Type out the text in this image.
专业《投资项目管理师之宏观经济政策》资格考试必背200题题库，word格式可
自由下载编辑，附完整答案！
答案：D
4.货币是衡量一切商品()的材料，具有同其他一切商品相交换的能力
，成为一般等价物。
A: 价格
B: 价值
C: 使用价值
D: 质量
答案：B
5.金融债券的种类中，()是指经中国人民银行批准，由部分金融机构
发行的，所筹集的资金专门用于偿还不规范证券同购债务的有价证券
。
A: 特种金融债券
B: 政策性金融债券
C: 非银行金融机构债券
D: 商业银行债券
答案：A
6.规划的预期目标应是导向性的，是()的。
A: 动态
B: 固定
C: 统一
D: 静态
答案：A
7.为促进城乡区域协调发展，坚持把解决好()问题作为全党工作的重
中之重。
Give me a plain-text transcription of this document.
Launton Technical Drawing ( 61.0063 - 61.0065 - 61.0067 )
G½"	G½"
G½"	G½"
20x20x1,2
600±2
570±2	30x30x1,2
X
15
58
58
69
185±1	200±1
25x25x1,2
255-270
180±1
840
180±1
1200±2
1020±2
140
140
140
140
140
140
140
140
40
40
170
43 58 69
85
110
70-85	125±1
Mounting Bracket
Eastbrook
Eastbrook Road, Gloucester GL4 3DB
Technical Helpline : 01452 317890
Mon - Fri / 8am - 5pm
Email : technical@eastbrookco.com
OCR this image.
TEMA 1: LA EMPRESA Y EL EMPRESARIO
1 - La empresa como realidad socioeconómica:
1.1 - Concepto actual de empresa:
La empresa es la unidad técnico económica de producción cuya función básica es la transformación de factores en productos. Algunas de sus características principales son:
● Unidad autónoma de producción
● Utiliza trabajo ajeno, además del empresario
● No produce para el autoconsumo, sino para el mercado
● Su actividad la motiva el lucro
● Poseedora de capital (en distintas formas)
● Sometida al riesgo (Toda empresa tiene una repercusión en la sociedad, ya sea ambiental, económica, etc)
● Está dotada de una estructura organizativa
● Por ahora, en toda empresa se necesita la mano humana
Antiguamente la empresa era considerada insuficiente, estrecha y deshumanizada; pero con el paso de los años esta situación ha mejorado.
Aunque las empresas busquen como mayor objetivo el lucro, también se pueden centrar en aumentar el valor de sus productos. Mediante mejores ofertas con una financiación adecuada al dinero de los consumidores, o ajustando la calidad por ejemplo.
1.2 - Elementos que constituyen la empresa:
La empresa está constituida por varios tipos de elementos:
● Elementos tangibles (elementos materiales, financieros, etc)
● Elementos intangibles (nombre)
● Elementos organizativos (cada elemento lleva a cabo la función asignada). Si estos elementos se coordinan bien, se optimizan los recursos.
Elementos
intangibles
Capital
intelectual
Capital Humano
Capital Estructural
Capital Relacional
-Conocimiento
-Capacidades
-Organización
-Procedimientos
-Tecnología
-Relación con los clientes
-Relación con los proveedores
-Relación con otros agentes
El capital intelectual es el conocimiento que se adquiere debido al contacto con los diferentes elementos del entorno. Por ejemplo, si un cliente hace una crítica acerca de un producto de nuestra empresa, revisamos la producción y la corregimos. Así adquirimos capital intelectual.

**To be done**
Above are the records; retype them all without a single difference.

**Result**
Type out the text in this image.
专业《投资项目管理师之宏观经济政策》资格考试必背200题题库，word格式可
自由下载编辑，附完整答案！
答案：D
4.货币是衡量一切商品()的材料，具有同其他一切商品相交换的能力
，成为一般等价物。
A: 价格
B: 价值
C: 使用价值
D: 质量
答案：B
5.金融债券的种类中，()是指经中国人民银行批准，由部分金融机构
发行的，所筹集的资金专门用于偿还不规范证券同购债务的有价证券
。
A: 特种金融债券
B: 政策性金融债券
C: 非银行金融机构债券
D: 商业银行债券
答案：A
6.规划的预期目标应是导向性的，是()的。
A: 动态
B: 固定
C: 统一
D: 静态
答案：A
7.为促进城乡区域协调发展，坚持把解决好()问题作为全党工作的重
中之重。
Give me a plain-text transcription of this document.
Launton Technical Drawing ( 61.0063 - 61.0065 - 61.0067 )
G½"	G½"
G½"	G½"
20x20x1,2
600±2
570±2	30x30x1,2
X
15
58
58
69
185±1	200±1
25x25x1,2
255-270
180±1
840
180±1
1200±2
1020±2
140
140
140
140
140
140
140
140
40
40
170
43 58 69
85
110
70-85	125±1
Mounting Bracket
Eastbrook
Eastbrook Road, Gloucester GL4 3DB
Technical Helpline : 01452 317890
Mon - Fri / 8am - 5pm
Email : technical@eastbrookco.com
OCR this image.
TEMA 1: LA EMPRESA Y EL EMPRESARIO
1 - La empresa como realidad socioeconómica:
1.1 - Concepto actual de empresa:
La empresa es la unidad técnico económica de producción cuya función básica es la transformación de factores en productos. Algunas de sus características principales son:
● Unidad autónoma de producción
● Utiliza trabajo ajeno, además del empresario
● No produce para el autoconsumo, sino para el mercado
● Su actividad la motiva el lucro
● Poseedora de capital (en distintas formas)
● Sometida al riesgo (Toda empresa tiene una repercusión en la sociedad, ya sea ambiental, económica, etc)
● Está dotada de una estructura organizativa
● Por ahora, en toda empresa se necesita la mano humana
Antiguamente la empresa era considerada insuficiente, estrecha y deshumanizada; pero con el paso de los años esta situación ha mejorado.
Aunque las empresas busquen como mayor objetivo el lucro, también se pueden centrar en aumentar el valor de sus productos. Mediante mejores ofertas con una financiación adecuada al dinero de los consumidores, o ajustando la calidad por ejemplo.
1.2 - Elementos que constituyen la empresa:
La empresa está constituida por varios tipos de elementos:
● Elementos tangibles (elementos materiales, financieros, etc)
● Elementos intangibles (nombre)
● Elementos organizativos (cada elemento lleva a cabo la función asignada). Si estos elementos se coordinan bien, se optimizan los recursos.
Elementos
intangibles
Capital
intelectual
Capital Humano
Capital Estructural
Capital Relacional
-Conocimiento
-Capacidades
-Organización
-Procedimientos
-Tecnología
-Relación con los clientes
-Relación con los proveedores
-Relación con otros agentes
El capital intelectual es el conocimiento que se adquiere debido al contacto con los diferentes elementos del entorno. Por ejemplo, si un cliente hace una crítica acerca de un producto de nuestra empresa, revisamos la producción y la corregimos. Así adquirimos capital intelectual.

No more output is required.